■ GOAL: Scan the data that follows and count the lines with the string "fröken"; answer with the count alone.

BEGIN DATA ENTRIES

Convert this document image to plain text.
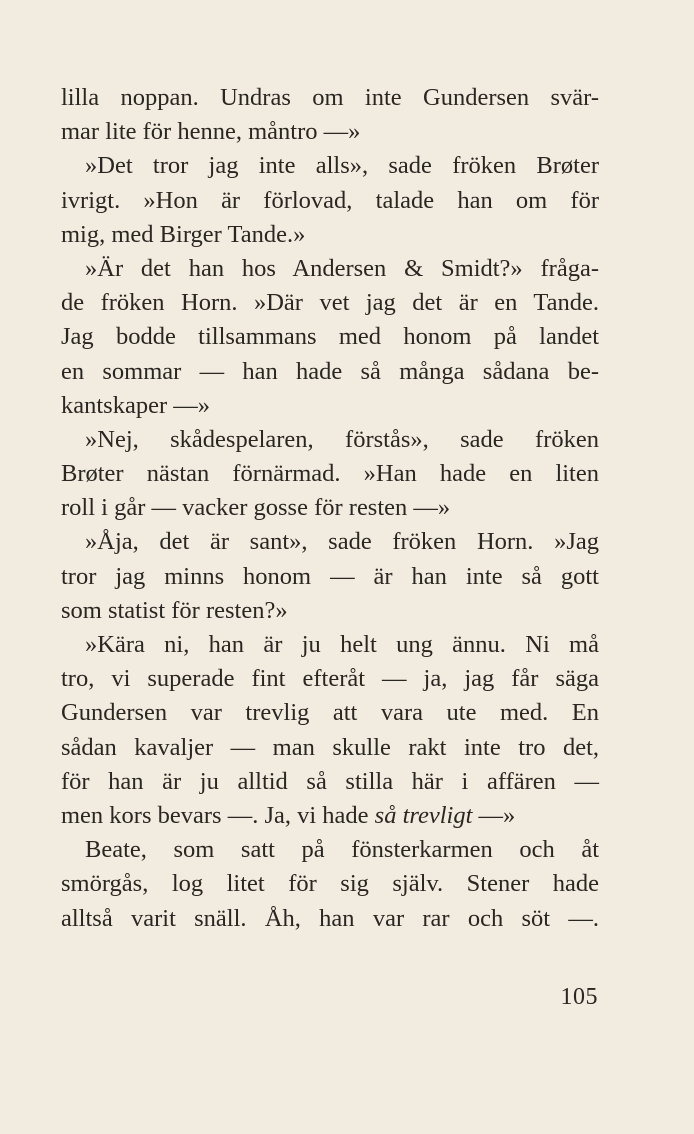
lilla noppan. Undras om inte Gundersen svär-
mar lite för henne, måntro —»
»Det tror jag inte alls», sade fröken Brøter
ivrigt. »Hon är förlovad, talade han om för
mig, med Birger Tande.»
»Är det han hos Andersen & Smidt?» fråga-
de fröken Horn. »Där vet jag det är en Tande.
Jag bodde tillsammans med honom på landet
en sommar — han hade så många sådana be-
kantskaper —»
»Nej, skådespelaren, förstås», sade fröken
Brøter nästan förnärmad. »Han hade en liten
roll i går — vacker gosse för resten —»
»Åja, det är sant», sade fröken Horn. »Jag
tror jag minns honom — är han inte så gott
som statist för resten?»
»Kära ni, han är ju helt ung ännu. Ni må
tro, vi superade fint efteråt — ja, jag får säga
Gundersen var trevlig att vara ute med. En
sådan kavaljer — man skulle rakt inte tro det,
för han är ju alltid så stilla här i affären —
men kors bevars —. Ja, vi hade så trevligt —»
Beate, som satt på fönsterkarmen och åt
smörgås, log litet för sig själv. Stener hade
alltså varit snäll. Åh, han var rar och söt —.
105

END DATA ENTRIES

■ ANSWER FOR THIS EXERCISE: 4